Brief: From the listing below, pull out every line where the string "地震数据交换记录格式" appears.
[Data for processing start]
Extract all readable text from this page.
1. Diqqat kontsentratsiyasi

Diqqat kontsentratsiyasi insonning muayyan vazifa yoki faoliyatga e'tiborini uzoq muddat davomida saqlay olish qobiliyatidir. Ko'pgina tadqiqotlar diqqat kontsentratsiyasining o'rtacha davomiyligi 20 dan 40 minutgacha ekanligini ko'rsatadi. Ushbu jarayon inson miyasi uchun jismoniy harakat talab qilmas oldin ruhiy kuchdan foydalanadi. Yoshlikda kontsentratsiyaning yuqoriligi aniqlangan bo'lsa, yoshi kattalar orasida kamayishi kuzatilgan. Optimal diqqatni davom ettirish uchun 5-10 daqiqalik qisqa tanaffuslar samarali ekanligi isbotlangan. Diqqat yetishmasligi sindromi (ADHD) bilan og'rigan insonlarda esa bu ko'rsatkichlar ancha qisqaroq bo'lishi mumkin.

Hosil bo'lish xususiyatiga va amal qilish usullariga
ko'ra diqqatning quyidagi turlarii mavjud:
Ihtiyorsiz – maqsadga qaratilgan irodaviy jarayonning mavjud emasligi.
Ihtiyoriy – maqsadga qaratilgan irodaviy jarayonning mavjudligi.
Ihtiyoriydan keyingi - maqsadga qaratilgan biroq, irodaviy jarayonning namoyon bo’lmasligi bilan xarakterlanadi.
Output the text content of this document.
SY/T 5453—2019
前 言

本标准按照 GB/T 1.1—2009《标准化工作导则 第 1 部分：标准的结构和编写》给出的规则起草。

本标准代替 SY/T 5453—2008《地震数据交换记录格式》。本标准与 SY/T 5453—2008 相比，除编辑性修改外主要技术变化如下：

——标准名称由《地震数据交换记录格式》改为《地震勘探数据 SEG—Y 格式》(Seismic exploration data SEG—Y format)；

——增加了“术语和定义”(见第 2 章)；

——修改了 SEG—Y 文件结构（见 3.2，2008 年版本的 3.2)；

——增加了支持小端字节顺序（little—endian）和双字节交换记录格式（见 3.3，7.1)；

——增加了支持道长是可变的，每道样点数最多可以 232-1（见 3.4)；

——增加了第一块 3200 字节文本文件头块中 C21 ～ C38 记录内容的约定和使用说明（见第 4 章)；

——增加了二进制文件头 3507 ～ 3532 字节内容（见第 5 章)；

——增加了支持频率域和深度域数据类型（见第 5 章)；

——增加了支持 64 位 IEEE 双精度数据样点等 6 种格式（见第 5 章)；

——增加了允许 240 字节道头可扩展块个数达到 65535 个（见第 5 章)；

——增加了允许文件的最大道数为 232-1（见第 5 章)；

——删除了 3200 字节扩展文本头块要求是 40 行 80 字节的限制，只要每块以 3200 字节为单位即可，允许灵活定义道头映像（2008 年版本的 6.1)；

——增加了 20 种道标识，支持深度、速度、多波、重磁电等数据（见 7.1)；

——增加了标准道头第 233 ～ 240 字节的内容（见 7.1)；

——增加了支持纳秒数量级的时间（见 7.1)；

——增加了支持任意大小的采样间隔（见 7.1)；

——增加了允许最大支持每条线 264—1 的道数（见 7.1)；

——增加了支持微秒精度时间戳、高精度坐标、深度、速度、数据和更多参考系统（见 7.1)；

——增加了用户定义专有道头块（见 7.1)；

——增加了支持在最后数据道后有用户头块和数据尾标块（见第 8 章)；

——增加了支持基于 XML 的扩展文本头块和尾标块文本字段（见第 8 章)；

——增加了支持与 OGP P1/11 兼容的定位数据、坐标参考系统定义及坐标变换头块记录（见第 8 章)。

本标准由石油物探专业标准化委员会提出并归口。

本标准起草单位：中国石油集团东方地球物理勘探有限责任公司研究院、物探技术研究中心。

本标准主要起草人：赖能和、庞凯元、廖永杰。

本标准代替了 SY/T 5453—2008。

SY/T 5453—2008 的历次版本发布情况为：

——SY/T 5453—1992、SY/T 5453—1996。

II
[Data for processing end]
Exercise output:
本标准代替 SY/T 5453—2008《地震数据交换记录格式》。本标准与 SY/T 5453—2008 相比，除编辑性修改外主要技术变化如下：
——标准名称由《地震数据交换记录格式》改为《地震勘探数据 SEG—Y 格式》(Seismic exploration data SEG—Y format)；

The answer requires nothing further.